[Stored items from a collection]
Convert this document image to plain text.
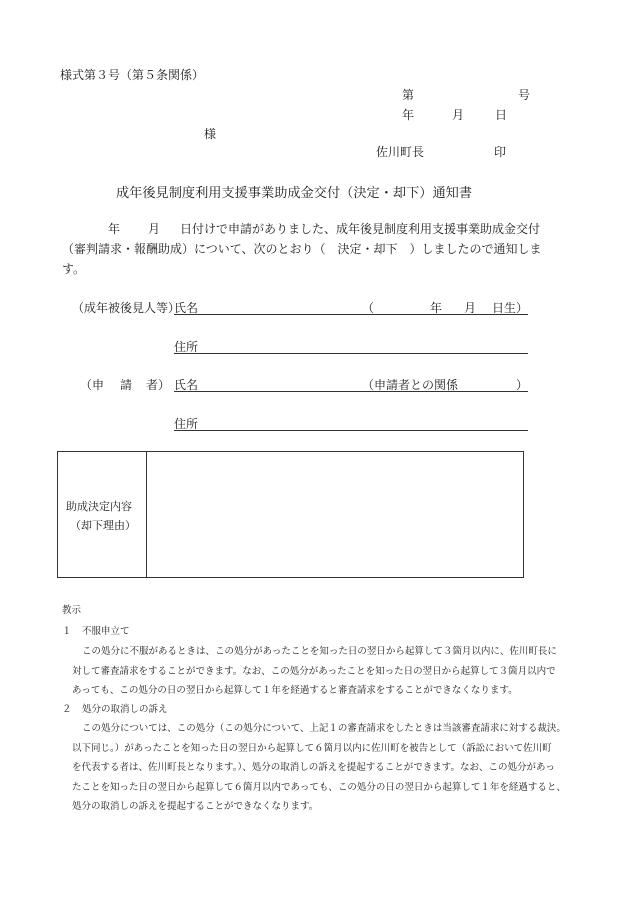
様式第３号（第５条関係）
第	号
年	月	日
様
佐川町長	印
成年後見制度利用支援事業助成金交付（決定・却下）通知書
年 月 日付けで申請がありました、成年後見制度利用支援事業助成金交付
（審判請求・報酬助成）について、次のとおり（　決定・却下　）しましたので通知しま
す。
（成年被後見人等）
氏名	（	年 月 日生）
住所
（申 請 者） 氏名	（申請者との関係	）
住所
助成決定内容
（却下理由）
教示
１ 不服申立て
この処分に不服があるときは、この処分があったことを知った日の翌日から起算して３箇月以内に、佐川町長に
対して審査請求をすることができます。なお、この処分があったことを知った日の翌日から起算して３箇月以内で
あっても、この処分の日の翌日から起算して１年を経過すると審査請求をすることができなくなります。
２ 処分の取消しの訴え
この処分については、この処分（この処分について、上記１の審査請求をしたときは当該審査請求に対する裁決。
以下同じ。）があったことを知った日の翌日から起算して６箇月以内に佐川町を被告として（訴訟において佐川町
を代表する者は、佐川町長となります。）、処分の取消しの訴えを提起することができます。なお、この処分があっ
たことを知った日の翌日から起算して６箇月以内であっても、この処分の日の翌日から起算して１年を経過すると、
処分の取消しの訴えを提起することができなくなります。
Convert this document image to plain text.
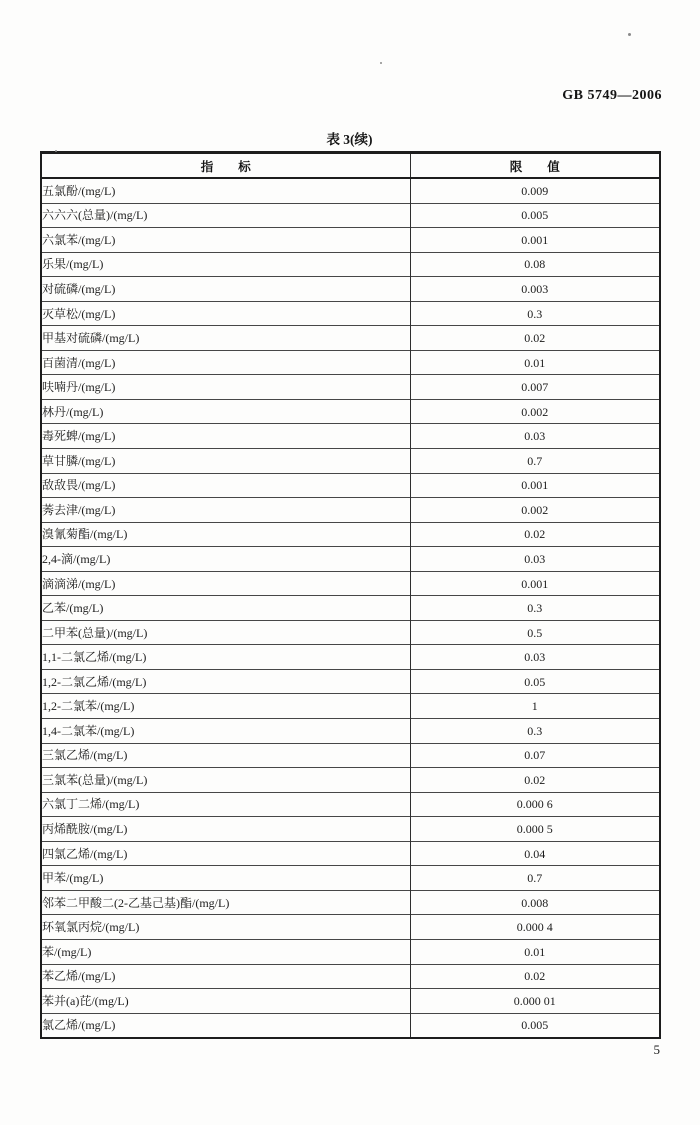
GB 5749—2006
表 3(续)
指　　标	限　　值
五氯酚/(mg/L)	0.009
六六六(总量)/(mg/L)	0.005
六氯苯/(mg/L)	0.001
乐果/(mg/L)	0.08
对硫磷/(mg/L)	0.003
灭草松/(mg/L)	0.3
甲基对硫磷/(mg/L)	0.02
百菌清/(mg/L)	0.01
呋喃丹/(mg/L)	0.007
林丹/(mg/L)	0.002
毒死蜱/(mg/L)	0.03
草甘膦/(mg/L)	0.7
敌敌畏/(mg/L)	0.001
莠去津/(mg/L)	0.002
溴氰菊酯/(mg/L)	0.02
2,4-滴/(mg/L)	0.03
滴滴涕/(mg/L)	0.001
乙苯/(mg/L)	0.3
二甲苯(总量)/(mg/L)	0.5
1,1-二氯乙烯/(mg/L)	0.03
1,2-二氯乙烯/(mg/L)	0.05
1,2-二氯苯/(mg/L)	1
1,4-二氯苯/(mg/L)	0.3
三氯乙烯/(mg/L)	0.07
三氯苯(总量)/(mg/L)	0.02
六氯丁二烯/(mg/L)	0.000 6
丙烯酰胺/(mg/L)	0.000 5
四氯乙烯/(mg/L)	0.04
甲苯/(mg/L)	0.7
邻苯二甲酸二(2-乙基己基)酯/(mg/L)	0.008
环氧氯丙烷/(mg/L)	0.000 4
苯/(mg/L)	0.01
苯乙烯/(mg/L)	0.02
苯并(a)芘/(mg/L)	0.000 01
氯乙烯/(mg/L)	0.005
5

==

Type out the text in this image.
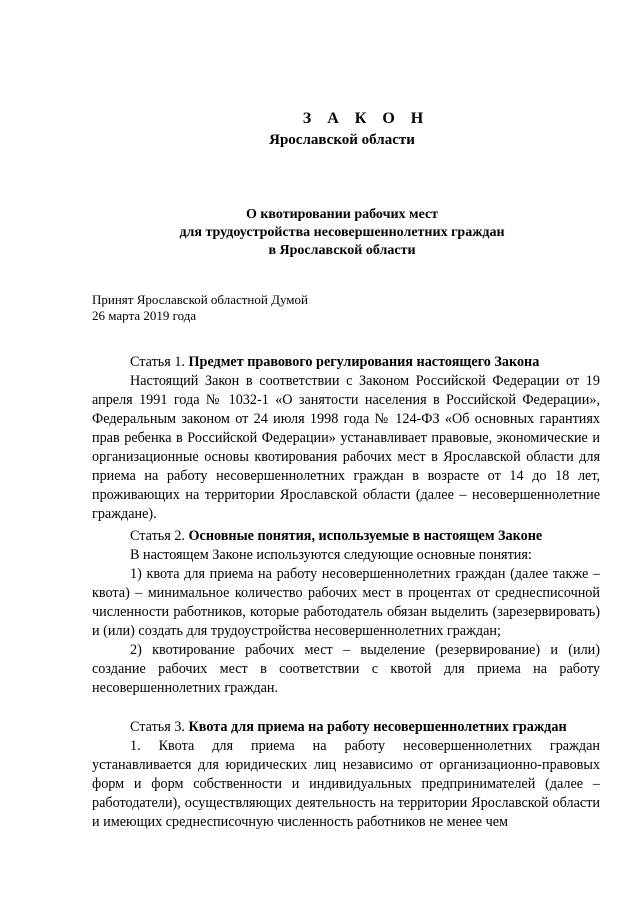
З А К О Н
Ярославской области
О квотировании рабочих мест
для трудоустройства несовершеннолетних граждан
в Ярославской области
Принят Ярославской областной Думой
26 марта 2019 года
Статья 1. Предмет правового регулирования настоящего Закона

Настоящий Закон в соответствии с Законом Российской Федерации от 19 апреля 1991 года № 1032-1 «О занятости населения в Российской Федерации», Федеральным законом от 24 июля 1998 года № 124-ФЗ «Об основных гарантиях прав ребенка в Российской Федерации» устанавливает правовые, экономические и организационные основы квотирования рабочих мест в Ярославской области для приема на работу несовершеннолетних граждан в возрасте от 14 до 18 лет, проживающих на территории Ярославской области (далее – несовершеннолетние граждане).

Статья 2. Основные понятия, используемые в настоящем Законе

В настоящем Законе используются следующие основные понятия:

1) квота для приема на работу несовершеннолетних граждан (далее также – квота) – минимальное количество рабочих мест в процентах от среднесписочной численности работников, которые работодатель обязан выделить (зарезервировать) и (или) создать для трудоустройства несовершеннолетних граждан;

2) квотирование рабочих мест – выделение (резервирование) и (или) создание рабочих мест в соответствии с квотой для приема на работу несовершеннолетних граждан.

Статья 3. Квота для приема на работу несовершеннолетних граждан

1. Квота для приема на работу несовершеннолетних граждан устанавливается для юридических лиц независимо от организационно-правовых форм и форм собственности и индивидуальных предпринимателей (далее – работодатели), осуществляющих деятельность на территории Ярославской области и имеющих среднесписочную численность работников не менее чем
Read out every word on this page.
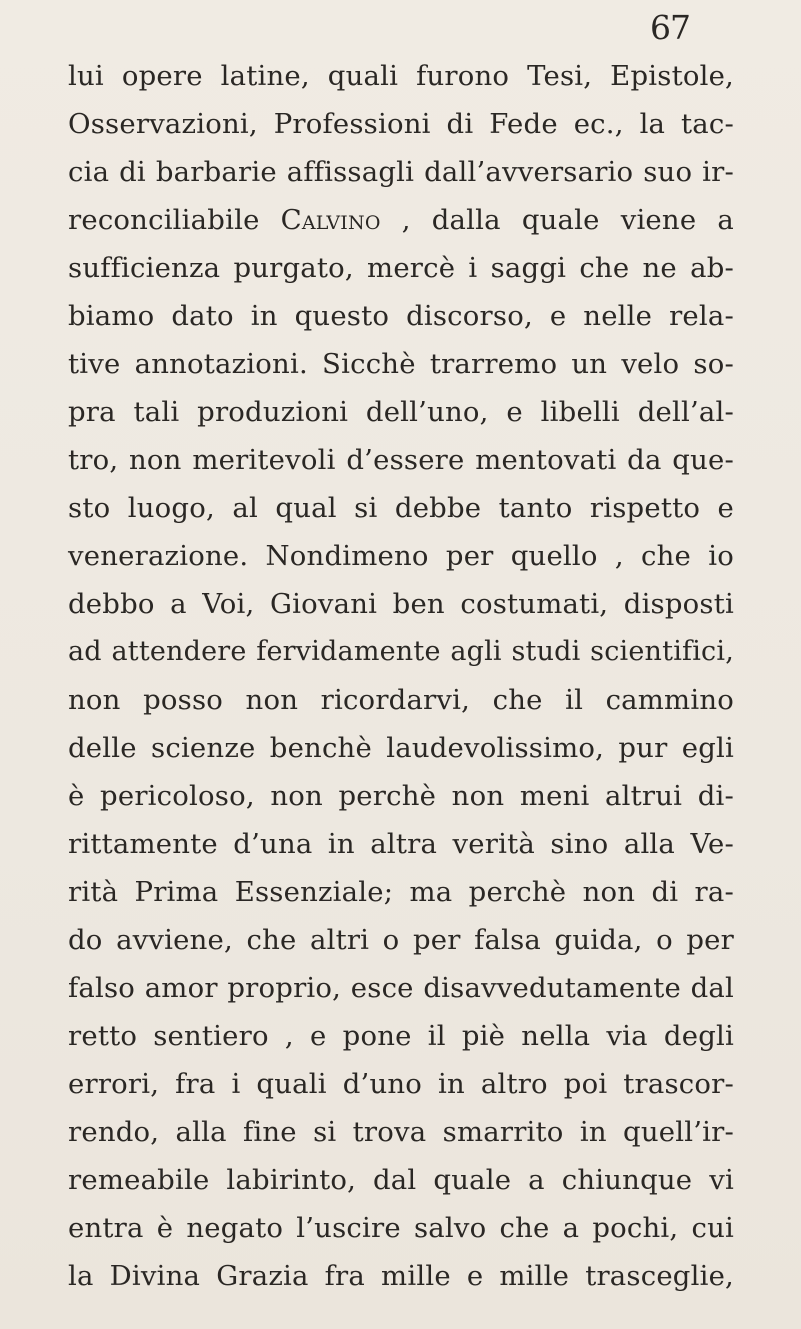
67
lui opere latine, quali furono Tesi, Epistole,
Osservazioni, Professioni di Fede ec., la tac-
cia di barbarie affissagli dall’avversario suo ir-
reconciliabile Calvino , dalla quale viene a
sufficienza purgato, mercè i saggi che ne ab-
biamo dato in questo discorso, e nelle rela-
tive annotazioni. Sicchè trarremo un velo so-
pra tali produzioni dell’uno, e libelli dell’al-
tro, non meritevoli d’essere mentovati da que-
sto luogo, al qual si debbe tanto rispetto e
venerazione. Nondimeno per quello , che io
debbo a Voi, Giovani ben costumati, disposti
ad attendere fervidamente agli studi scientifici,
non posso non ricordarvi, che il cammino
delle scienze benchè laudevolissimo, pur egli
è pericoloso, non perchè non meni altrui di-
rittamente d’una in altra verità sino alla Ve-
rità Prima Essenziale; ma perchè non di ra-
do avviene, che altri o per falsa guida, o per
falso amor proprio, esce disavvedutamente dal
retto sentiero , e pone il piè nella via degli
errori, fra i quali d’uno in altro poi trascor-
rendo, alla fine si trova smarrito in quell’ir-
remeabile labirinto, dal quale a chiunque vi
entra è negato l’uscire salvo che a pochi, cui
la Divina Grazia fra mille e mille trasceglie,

...

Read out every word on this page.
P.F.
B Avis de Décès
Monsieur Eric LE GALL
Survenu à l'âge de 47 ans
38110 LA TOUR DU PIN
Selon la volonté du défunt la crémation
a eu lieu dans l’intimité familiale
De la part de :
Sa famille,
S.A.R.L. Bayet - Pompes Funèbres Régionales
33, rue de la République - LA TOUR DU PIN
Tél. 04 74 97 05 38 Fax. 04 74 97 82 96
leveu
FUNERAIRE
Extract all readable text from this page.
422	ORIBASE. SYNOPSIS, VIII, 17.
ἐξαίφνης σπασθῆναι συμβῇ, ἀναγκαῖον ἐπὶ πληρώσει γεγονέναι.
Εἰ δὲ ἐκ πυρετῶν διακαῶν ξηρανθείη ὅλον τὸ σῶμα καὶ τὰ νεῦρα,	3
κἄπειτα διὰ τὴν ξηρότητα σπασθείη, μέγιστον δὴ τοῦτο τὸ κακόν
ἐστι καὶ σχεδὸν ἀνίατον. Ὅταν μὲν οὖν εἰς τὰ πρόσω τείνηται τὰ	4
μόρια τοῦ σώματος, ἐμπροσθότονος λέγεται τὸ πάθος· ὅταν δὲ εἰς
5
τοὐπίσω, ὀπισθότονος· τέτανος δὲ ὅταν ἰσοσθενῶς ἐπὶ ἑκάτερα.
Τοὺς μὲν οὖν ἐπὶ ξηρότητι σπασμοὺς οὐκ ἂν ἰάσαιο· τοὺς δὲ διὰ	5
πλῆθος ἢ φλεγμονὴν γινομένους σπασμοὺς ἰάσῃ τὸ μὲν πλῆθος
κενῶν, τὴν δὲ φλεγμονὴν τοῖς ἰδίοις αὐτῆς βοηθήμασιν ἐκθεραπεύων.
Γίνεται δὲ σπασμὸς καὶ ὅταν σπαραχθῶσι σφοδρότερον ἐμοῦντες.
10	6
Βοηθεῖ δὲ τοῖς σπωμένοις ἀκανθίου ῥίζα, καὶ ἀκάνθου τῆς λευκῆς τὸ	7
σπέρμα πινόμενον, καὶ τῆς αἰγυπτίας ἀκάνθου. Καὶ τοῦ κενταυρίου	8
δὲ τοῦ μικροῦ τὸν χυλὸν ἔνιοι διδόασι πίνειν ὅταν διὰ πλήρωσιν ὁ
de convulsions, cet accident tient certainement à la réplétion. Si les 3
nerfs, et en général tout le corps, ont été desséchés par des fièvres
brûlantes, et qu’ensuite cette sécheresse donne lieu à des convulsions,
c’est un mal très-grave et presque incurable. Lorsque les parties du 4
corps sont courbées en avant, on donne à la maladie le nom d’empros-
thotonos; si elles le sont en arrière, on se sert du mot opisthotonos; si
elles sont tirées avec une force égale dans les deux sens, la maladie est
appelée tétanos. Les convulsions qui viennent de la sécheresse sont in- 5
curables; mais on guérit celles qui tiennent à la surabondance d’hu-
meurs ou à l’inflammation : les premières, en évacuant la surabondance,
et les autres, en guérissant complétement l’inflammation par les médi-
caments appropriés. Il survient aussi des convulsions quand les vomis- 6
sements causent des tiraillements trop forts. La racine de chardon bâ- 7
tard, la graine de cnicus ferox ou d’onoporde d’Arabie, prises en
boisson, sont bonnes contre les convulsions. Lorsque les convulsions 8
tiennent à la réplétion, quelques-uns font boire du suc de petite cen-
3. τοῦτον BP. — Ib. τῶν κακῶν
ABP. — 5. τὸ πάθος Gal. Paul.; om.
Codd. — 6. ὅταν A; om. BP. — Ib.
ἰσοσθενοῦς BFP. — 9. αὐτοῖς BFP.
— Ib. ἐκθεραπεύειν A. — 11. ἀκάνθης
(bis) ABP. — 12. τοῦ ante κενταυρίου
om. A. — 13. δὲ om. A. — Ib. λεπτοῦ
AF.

Given instruction: Extract, from the material above, each line holding the word "κενταυρίου".

Task answer:
σπέρμα πινόμενον, καὶ τῆς αἰγυπτίας ἀκάνθου. Καὶ τοῦ κενταυρίου	8
(bis) ABP. — 12. τοῦ ante κενταυρίου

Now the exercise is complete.